**EXERCISE TASKS:**
- A) Name every place the river-journey passage compares the city of Honda to.
- B) For each statement about the river-journey passage, say yes or no and quote the words of the passage that decide it:
(i) Hays saw the sign "Bundle Wrapper Wanted" after he had already been to sea.
(ii) The travelers left the "Alicia" at La Dorada.
(iii) The train from La Dorada set the travelers down in Honda three hours after it left.
- C) Continue the river-journey passage from where it stops.

“Here, I used to be one,” said Hays, reaching for the bundle and rearranging it.

“Used to be what?” I asked, as he handed it back.

“I was walking along the street of—of—well I don’t remember the stage setting, but it must have been in the States and a long time ago,” he began, lighting a second cigar from the butt of the first, “for I know I hadn’t been to sea or in the army yet, when I saw a sign in a window, ‘Bundle Wrapper Wanted.’ I had to pass up a hundred per as outside man for a medicine faker to take it, but it was something new and ...” and he rambled off into one of those experience sketches which, jumping erratically over the face of the globe, frequently enlivened the voyage.

In the last hours of June we bumped against the wharf of La Dorada, several hundred yards of tinware building along a sloping river front with a childish attempt at paving, its main street a forlorn pathway near the water’s edge, dying away in the forest-jungle on either hand. Here we took our leave of the “Alicia,” for cataracts make this the end of the run for steamers plying the lower Magdalena. Next afternoon a train even more diminutive than that to Calamar wound away in a half circle into the forest, with now and then glimpses of hazy, far-off Andean ranges, and three hours later set us down in Honda. To our surprise we found it a city, the first since Cartagena, as aged and intricate, as full of its own local color, including many blind and leprous beggars, as any town of old Spain. Piled close along the Magdalena, here a series of rocky rapids, it is divided by a gurgling tributary across which three picturesque bridges fling themselves. Scores of aged stone buildings, quaint walls, and steep streets of century-old pavements give it an air reminiscent of Bruges or Nürnberg, or of some of the ancient towns of Mexico. Its narrow streets are crowded with laden mules and sunbrowned arrieros of both sexes; its patios seem primeval forests, and mountain ranges cut its horizon close off in every direction. A muleteer pointed out to us the ancient trail to Bogotá where it crossed a high red bridge and climbed steeply away up one of the natural walls of the town on the way to Facatativá on the lofty plateau above. But for our baggage we should have struck out for the capital on this route of centuries.

**RECORD EXTRACTS:**
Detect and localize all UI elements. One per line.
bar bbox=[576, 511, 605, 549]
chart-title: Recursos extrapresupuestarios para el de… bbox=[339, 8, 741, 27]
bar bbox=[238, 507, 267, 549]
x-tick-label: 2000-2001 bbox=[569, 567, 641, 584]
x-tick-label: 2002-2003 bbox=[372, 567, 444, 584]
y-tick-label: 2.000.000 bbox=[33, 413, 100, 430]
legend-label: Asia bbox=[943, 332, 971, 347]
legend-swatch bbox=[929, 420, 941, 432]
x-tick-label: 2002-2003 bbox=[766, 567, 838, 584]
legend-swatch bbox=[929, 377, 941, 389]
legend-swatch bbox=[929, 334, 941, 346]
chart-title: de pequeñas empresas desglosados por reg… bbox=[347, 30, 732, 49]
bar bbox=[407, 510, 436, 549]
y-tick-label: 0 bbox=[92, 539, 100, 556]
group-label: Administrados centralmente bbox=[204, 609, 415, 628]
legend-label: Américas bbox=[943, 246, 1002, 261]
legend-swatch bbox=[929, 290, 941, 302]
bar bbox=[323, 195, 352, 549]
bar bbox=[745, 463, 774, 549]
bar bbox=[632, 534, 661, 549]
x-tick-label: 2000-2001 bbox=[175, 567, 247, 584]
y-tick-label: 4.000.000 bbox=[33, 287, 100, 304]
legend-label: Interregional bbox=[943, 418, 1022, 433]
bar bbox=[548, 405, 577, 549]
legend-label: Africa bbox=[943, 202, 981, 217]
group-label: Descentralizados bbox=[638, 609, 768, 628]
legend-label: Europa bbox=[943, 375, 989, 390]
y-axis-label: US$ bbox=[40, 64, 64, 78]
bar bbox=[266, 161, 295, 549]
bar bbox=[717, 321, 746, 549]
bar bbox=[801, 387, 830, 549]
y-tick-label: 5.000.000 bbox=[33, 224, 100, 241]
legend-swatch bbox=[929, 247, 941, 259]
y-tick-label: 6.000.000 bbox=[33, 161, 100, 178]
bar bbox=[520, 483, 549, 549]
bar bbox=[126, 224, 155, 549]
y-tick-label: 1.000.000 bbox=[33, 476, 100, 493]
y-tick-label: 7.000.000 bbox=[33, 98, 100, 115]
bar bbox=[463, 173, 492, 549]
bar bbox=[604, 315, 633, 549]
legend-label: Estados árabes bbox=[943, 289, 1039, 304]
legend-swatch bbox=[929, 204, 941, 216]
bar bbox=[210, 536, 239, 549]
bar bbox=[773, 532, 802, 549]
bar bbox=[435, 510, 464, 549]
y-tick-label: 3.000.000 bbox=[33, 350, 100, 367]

**YOUR RESPONSES:**
- A)
- Any town of old Spain
- Bruges
- Nürnberg
- Some of the ancient towns of Mexico

- B)
(i) No: "I know I hadn’t been to sea or in the army yet, when I saw a sign in a window, ‘Bundle Wrapper Wanted.’"
(ii) Yes: "Here we took our leave of the “Alicia,”"
(iii) Yes: "three hours later set us down in Honda."

- C)
A village on the banks of the Magdalena

Jirardot; end of the steamer line and beginning of the railroad to Bogotá

We went on by rail in the morning. Every woman and girl in the car—not to mention Hays—was smoking the jet-black cigars of the region. The little engine with its topheavy smokestack consumed wood as gluttonously as the “Alicia,” and halted even more often to replenish its supply. Colombians fancy railroads will work the complete regeneration of their torpid country, but such as we had seen were only miniature samples of the real thing, of slight practical value even were they extended all over the republic. The natives had no notion, however, that the word train did not stand for the same tiny contraptions the world over as that to which they applied it.

On all sides were enormous stadiums of mountains, not yet high but already bulking and rock-strewn. Drought had left the country desert-dry and fine sand drifted in and deposited itself upon us in shrouds, as in crossing Nevada. The landscape suggested a cross between the tropics and a western prairie choking for rain, as did even the towns with their frontiersman disarray, their burros, mules and broken-down horses drooping in any patch of shade. Tattered boys and diseased loafers swarmed into the cars at every stop, drinking from the water jars, washing in the bowls of the first-class coach, making themselves completely at home without a suggestion of protest from the trainmen. Even were there laws against such actions, the languid officials would have lacked the moral courage to enforce them.